Problem statement - Report each line of the data that includes the word "text".

═════ Material

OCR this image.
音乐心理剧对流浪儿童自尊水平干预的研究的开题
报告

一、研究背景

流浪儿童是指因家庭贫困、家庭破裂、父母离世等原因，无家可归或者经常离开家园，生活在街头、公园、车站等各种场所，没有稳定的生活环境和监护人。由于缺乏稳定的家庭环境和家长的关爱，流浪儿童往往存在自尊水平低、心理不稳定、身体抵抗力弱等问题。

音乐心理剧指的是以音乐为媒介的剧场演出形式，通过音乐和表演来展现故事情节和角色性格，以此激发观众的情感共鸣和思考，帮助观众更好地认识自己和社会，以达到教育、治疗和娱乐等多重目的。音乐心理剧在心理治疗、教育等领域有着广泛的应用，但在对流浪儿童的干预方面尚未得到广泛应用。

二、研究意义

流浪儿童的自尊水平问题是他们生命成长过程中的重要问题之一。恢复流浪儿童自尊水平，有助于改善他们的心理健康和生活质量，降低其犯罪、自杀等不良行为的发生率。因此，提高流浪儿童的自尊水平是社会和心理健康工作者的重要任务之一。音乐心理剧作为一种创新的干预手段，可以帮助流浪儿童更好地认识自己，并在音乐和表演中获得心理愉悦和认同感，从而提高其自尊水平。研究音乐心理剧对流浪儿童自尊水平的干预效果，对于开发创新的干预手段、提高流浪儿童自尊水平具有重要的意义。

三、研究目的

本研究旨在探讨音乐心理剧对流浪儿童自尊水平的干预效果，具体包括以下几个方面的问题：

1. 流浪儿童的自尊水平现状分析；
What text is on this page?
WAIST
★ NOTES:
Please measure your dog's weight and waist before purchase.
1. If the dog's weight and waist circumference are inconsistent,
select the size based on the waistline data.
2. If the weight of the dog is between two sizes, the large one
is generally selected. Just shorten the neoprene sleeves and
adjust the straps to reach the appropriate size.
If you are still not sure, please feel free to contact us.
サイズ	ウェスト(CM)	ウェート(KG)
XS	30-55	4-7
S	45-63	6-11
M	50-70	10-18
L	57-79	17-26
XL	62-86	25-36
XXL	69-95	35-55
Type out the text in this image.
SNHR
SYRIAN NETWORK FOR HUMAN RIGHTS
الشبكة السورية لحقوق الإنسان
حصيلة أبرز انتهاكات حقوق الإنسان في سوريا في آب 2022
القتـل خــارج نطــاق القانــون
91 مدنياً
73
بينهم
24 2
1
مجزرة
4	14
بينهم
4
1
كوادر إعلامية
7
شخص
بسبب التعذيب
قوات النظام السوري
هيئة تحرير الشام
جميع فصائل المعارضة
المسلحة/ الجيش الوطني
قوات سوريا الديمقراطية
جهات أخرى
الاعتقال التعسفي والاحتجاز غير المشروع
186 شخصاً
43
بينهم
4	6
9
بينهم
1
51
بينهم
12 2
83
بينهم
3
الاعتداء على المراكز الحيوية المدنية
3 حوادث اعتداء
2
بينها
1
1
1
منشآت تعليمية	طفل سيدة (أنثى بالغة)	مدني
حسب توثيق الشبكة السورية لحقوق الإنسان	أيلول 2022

══════════

Completed exercise -
What text is on this page?
Type out the text in this image.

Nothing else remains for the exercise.